• [EXCERPT PROVIDED]:
____

Currently, docat supports:

- Microsoft Docs
- Microsoft Excel
- Microsoft PowerPoint
- Open document (LibreOffice, OpenOffice...)
- PDF
- Plain text files
- SVG with plain text embedded

Suggestions for more documents are welcome.


## MIME types

The following MIME types are currently supported by **docat**:

- application/javascript
- application/json
- application/msword
- application/pdf
- application/vnd.ms-excel
- application/vnd.ms-excel.sheet.macroEnabled.12
- application/vnd.ms-powerpoint
- application/vnd.ms-word.document.macroEnabled.12
- application/vnd.oasis.opendocument.presentation
- application/vnd.oasis.opendocument.spreadsheet
- application/vnd.oasis.opendocument.text
- application/vnd.openxmlformats-officedocument.presentationml.presentation
- application/vnd.openxmlformats-officedocument.presentationml.slideshow
- application/vnd.openxmlformats-officedocument.spreadsheetml.sheet
- application/vnd.openxmlformats-officedocument.wordprocessingml.document
- image/svg+xml
- text


# License

All the code in this repository is licensed under the **Apache License Version 2.0**. You may get a copy of the license in the [LICENCE](./LICENCE) file, or online at [https://www.apache.org/licenses/LICENSE-2.0.txt](https://www.apache.org/licenses/LICENSE-2.0.txt).

This program depends on other software packages, which have their own license. Check them to ensure compatibility with your project.

____

• [TASK SET]:
(a) In the docat excerpt, swap "software packages" for "libraries" in the passage starting at "All the code" and ending at "with your project.", and give that passage again.
(b) Rewrite as a short list the paragraph of the docat excerpt that begins "All the code in this repository", keeping its main facts.

____

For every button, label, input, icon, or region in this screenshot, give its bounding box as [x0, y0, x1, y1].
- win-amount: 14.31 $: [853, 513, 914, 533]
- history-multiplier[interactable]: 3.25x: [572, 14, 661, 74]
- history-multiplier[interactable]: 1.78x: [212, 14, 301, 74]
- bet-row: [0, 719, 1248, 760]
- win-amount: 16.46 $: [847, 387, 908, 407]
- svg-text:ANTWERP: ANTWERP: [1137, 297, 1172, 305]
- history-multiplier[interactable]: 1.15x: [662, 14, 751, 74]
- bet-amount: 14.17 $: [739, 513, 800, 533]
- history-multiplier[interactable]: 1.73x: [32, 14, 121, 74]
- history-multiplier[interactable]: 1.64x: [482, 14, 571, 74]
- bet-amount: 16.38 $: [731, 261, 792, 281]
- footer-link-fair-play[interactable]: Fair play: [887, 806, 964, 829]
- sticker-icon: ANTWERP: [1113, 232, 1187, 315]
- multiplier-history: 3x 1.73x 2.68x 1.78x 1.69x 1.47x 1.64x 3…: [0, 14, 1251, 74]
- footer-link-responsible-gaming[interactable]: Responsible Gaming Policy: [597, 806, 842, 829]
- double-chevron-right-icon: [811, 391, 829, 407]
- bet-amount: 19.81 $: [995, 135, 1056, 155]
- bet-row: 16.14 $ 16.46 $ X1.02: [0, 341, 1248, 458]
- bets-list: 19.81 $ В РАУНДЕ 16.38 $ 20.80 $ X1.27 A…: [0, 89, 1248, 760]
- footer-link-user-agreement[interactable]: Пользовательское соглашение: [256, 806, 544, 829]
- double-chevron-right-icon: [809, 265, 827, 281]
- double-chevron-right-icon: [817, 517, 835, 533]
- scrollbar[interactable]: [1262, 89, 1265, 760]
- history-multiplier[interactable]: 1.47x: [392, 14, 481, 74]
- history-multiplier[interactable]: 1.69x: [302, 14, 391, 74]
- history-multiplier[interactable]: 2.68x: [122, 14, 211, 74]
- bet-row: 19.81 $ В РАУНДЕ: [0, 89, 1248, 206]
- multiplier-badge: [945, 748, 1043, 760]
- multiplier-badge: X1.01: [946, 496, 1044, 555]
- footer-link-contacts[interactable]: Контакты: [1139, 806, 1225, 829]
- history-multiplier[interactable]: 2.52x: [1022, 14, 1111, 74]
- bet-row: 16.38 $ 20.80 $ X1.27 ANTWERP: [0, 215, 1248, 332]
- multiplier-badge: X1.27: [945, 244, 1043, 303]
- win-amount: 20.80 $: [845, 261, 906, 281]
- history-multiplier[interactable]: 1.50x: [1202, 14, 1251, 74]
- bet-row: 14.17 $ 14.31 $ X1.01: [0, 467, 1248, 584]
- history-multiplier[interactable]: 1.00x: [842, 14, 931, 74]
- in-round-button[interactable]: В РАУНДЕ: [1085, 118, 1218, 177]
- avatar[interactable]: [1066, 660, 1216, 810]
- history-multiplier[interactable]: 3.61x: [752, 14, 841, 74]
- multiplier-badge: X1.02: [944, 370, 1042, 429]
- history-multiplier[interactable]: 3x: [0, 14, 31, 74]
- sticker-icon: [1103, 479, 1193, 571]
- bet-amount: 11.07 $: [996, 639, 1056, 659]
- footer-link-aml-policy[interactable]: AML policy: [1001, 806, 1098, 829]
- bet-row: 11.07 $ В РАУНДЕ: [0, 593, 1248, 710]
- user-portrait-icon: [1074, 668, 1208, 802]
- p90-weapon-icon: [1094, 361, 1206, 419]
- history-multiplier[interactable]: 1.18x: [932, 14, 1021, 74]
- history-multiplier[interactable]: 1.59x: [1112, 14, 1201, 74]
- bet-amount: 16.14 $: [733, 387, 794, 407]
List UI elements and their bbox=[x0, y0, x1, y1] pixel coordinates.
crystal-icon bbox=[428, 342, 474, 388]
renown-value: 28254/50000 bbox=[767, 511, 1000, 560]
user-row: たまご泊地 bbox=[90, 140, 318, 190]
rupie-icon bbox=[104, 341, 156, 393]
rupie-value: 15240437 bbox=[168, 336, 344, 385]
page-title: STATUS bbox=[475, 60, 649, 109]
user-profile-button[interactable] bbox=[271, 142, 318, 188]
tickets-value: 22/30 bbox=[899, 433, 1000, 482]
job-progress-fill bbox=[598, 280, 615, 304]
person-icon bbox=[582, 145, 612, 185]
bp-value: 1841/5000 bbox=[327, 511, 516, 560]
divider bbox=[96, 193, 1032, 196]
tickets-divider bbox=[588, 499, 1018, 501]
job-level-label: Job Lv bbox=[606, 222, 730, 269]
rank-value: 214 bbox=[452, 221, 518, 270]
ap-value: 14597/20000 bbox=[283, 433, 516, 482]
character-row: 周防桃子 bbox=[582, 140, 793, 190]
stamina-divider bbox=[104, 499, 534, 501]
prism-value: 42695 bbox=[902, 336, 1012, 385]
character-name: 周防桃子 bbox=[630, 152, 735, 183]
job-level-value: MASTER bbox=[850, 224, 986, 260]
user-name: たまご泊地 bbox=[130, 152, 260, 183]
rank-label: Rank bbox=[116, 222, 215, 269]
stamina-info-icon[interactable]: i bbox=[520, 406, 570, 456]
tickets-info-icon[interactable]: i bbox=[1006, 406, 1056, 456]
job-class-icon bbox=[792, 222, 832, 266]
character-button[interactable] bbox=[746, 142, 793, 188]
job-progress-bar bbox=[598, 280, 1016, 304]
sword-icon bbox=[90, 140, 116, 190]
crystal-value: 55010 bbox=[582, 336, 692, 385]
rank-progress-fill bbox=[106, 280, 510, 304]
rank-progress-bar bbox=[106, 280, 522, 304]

____

• [ANSWERS BY TASK]:
(a)
All the code in this repository is licensed under the **Apache License Version 2.0**. You may get a copy of the license in the [LICENCE](./LICENCE) file, or online at [https://www.apache.org/licenses/LICENSE-2.0.txt](https://www.apache.org/licenses/LICENSE-2.0.txt).

This program depends on other libraries, which have their own license. Check them to ensure compatibility with your project.

(b)
- License: all code in the repository is under the Apache License Version 2.0.
- Where to get a copy: the LICENCE file (./LICENCE), or online at https://www.apache.org/licenses/LICENSE-2.0.txt.